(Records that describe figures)

□ □ □

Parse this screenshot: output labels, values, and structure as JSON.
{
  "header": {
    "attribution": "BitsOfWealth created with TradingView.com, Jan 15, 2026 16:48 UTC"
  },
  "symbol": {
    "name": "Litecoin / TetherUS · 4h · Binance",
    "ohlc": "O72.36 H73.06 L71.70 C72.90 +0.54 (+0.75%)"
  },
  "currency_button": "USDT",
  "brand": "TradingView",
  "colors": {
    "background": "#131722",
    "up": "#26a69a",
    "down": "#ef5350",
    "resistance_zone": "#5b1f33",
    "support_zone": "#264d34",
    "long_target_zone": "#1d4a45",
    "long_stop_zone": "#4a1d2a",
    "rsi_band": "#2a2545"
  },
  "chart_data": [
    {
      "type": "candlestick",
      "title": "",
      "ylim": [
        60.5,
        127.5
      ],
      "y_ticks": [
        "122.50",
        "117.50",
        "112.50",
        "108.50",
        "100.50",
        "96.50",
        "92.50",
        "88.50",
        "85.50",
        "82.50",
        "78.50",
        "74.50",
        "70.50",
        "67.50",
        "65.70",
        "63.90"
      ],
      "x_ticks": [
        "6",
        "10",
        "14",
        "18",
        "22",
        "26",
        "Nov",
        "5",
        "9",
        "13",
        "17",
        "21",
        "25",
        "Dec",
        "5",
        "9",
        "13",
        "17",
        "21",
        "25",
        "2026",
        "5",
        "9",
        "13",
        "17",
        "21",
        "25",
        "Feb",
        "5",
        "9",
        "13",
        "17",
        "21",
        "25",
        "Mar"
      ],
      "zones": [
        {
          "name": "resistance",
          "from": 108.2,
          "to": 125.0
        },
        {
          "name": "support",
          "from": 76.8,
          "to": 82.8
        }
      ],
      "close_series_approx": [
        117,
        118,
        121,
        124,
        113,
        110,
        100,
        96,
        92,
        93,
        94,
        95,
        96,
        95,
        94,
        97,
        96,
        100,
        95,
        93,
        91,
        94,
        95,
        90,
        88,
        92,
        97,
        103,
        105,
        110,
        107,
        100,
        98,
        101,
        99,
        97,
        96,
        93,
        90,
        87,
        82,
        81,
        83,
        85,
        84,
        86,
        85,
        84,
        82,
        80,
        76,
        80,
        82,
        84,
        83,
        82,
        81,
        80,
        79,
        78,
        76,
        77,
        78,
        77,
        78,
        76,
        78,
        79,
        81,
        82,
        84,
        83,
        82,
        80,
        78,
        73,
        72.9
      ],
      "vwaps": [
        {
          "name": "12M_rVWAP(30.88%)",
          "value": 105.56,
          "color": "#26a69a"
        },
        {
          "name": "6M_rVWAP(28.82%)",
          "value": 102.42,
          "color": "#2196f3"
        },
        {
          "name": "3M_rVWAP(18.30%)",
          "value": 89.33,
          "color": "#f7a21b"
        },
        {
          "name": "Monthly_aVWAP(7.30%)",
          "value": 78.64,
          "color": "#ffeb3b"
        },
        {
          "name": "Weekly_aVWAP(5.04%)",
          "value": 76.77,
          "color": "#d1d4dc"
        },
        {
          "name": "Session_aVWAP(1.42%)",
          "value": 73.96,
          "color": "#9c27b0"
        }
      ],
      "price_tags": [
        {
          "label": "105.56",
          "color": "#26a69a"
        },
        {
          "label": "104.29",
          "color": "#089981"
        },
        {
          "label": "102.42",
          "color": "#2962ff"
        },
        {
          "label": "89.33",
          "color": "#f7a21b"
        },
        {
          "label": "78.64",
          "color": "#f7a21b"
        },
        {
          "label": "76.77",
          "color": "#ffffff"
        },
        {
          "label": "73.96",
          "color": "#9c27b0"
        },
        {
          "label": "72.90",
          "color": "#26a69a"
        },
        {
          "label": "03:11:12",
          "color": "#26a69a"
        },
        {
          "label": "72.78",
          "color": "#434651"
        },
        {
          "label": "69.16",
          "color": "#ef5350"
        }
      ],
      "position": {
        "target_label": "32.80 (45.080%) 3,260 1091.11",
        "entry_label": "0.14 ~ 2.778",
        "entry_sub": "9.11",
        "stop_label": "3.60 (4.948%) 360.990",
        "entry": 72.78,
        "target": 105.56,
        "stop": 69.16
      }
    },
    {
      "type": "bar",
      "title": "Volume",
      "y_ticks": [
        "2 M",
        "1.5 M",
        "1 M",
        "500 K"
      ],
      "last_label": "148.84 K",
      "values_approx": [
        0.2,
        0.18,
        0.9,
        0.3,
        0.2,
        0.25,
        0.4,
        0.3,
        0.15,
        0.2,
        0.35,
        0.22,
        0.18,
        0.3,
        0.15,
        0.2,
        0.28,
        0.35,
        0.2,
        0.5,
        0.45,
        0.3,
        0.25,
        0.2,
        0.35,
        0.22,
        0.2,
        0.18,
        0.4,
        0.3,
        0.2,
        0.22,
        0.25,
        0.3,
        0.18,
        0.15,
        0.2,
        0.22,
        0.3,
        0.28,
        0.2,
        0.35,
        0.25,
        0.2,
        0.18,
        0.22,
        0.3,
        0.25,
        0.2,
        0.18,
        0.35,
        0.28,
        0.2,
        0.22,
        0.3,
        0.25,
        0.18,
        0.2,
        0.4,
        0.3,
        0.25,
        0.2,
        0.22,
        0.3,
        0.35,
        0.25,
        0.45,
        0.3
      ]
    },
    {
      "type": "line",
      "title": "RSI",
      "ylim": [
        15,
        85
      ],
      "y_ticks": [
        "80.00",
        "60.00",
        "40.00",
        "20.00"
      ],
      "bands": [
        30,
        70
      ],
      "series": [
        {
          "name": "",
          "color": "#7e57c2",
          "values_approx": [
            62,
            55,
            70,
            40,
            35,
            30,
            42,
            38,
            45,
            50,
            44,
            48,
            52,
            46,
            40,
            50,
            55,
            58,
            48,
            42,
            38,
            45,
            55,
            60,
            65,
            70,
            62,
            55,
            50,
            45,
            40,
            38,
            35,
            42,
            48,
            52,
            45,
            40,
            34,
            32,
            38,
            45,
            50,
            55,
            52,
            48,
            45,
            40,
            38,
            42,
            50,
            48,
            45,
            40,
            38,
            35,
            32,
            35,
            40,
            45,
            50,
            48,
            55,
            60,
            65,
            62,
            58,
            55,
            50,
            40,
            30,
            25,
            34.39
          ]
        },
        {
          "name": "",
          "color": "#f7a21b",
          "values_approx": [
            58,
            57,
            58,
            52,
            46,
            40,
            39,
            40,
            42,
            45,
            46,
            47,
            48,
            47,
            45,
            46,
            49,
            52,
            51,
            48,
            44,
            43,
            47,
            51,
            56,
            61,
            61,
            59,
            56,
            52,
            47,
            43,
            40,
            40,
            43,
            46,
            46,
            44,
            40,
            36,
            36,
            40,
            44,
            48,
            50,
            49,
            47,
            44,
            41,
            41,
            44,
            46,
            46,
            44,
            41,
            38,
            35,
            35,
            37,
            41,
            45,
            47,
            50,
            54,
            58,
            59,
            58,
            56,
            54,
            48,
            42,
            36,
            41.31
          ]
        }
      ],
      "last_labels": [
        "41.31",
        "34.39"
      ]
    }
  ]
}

□ □ □

▸ **JOB**:
Give an exact repetition of all the material.

▸ **TASK OUTPUT**:
Parse this screenshot: output labels, values, and structure as JSON.
{
  "header": {
    "attribution": "BitsOfWealth created with TradingView.com, Jan 15, 2026 16:48 UTC"
  },
  "symbol": {
    "name": "Litecoin / TetherUS · 4h · Binance",
    "ohlc": "O72.36 H73.06 L71.70 C72.90 +0.54 (+0.75%)"
  },
  "currency_button": "USDT",
  "brand": "TradingView",
  "colors": {
    "background": "#131722",
    "up": "#26a69a",
    "down": "#ef5350",
    "resistance_zone": "#5b1f33",
    "support_zone": "#264d34",
    "long_target_zone": "#1d4a45",
    "long_stop_zone": "#4a1d2a",
    "rsi_band": "#2a2545"
  },
  "chart_data": [
    {
      "type": "candlestick",
      "title": "",
      "ylim": [
        60.5,
        127.5
      ],
      "y_ticks": [
        "122.50",
        "117.50",
        "112.50",
        "108.50",
        "100.50",
        "96.50",
        "92.50",
        "88.50",
        "85.50",
        "82.50",
        "78.50",
        "74.50",
        "70.50",
        "67.50",
        "65.70",
        "63.90"
      ],
      "x_ticks": [
        "6",
        "10",
        "14",
        "18",
        "22",
        "26",
        "Nov",
        "5",
        "9",
        "13",
        "17",
        "21",
        "25",
        "Dec",
        "5",
        "9",
        "13",
        "17",
        "21",
        "25",
        "2026",
        "5",
        "9",
        "13",
        "17",
        "21",
        "25",
        "Feb",
        "5",
        "9",
        "13",
        "17",
        "21",
        "25",
        "Mar"
      ],
      "zones": [
        {
          "name": "resistance",
          "from": 108.2,
          "to": 125.0
        },
        {
          "name": "support",
          "from": 76.8,
          "to": 82.8
        }
      ],
      "close_series_approx": [
        117,
        118,
        121,
        124,
        113,
        110,
        100,
        96,
        92,
        93,
        94,
        95,
        96,
        95,
        94,
        97,
        96,
        100,
        95,
        93,
        91,
        94,
        95,
        90,
        88,
        92,
        97,
        103,
        105,
        110,
        107,
        100,
        98,
        101,
        99,
        97,
        96,
        93,
        90,
        87,
        82,
        81,
        83,
        85,
        84,
        86,
        85,
        84,
        82,
        80,
        76,
        80,
        82,
        84,
        83,
        82,
        81,
        80,
        79,
        78,
        76,
        77,
        78,
        77,
        78,
        76,
        78,
        79,
        81,
        82,
        84,
        83,
        82,
        80,
        78,
        73,
        72.9
      ],
      "vwaps": [
        {
          "name": "12M_rVWAP(30.88%)",
          "value": 105.56,
          "color": "#26a69a"
        },
        {
          "name": "6M_rVWAP(28.82%)",
          "value": 102.42,
          "color": "#2196f3"
        },
        {
          "name": "3M_rVWAP(18.30%)",
          "value": 89.33,
          "color": "#f7a21b"
        },
        {
          "name": "Monthly_aVWAP(7.30%)",
          "value": 78.64,
          "color": "#ffeb3b"
        },
        {
          "name": "Weekly_aVWAP(5.04%)",
          "value": 76.77,
          "color": "#d1d4dc"
        },
        {
          "name": "Session_aVWAP(1.42%)",
          "value": 73.96,
          "color": "#9c27b0"
        }
      ],
      "price_tags": [
        {
          "label": "105.56",
          "color": "#26a69a"
        },
        {
          "label": "104.29",
          "color": "#089981"
        },
        {
          "label": "102.42",
          "color": "#2962ff"
        },
        {
          "label": "89.33",
          "color": "#f7a21b"
        },
        {
          "label": "78.64",
          "color": "#f7a21b"
        },
        {
          "label": "76.77",
          "color": "#ffffff"
        },
        {
          "label": "73.96",
          "color": "#9c27b0"
        },
        {
          "label": "72.90",
          "color": "#26a69a"
        },
        {
          "label": "03:11:12",
          "color": "#26a69a"
        },
        {
          "label": "72.78",
          "color": "#434651"
        },
        {
          "label": "69.16",
          "color": "#ef5350"
        }
      ],
      "position": {
        "target_label": "32.80 (45.080%) 3,260 1091.11",
        "entry_label": "0.14 ~ 2.778",
        "entry_sub": "9.11",
        "stop_label": "3.60 (4.948%) 360.990",
        "entry": 72.78,
        "target": 105.56,
        "stop": 69.16
      }
    },
    {
      "type": "bar",
      "title": "Volume",
      "y_ticks": [
        "2 M",
        "1.5 M",
        "1 M",
        "500 K"
      ],
      "last_label": "148.84 K",
      "values_approx": [
        0.2,
        0.18,
        0.9,
        0.3,
        0.2,
        0.25,
        0.4,
        0.3,
        0.15,
        0.2,
        0.35,
        0.22,
        0.18,
        0.3,
        0.15,
        0.2,
        0.28,
        0.35,
        0.2,
        0.5,
        0.45,
        0.3,
        0.25,
        0.2,
        0.35,
        0.22,
        0.2,
        0.18,
        0.4,
        0.3,
        0.2,
        0.22,
        0.25,
        0.3,
        0.18,
        0.15,
        0.2,
        0.22,
        0.3,
        0.28,
        0.2,
        0.35,
        0.25,
        0.2,
        0.18,
        0.22,
        0.3,
        0.25,
        0.2,
        0.18,
        0.35,
        0.28,
        0.2,
        0.22,
        0.3,
        0.25,
        0.18,
        0.2,
        0.4,
        0.3,
        0.25,
        0.2,
        0.22,
        0.3,
        0.35,
        0.25,
        0.45,
        0.3
      ]
    },
    {
      "type": "line",
      "title": "RSI",
      "ylim": [
        15,
        85
      ],
      "y_ticks": [
        "80.00",
        "60.00",
        "40.00",
        "20.00"
      ],
      "bands": [
        30,
        70
      ],
      "series": [
        {
          "name": "",
          "color": "#7e57c2",
          "values_approx": [
            62,
            55,
            70,
            40,
            35,
            30,
            42,
            38,
            45,
            50,
            44,
            48,
            52,
            46,
            40,
            50,
            55,
            58,
            48,
            42,
            38,
            45,
            55,
            60,
            65,
            70,
            62,
            55,
            50,
            45,
            40,
            38,
            35,
            42,
            48,
            52,
            45,
            40,
            34,
            32,
            38,
            45,
            50,
            55,
            52,
            48,
            45,
            40,
            38,
            42,
            50,
            48,
            45,
            40,
            38,
            35,
            32,
            35,
            40,
            45,
            50,
            48,
            55,
            60,
            65,
            62,
            58,
            55,
            50,
            40,
            30,
            25,
            34.39
          ]
        },
        {
          "name": "",
          "color": "#f7a21b",
          "values_approx": [
            58,
            57,
            58,
            52,
            46,
            40,
            39,
            40,
            42,
            45,
            46,
            47,
            48,
            47,
            45,
            46,
            49,
            52,
            51,
            48,
            44,
            43,
            47,
            51,
            56,
            61,
            61,
            59,
            56,
            52,
            47,
            43,
            40,
            40,
            43,
            46,
            46,
            44,
            40,
            36,
            36,
            40,
            44,
            48,
            50,
            49,
            47,
            44,
            41,
            41,
            44,
            46,
            46,
            44,
            41,
            38,
            35,
            35,
            37,
            41,
            45,
            47,
            50,
            54,
            58,
            59,
            58,
            56,
            54,
            48,
            42,
            36,
            41.31
          ]
        }
      ],
      "last_labels": [
        "41.31",
        "34.39"
      ]
    }
  ]
}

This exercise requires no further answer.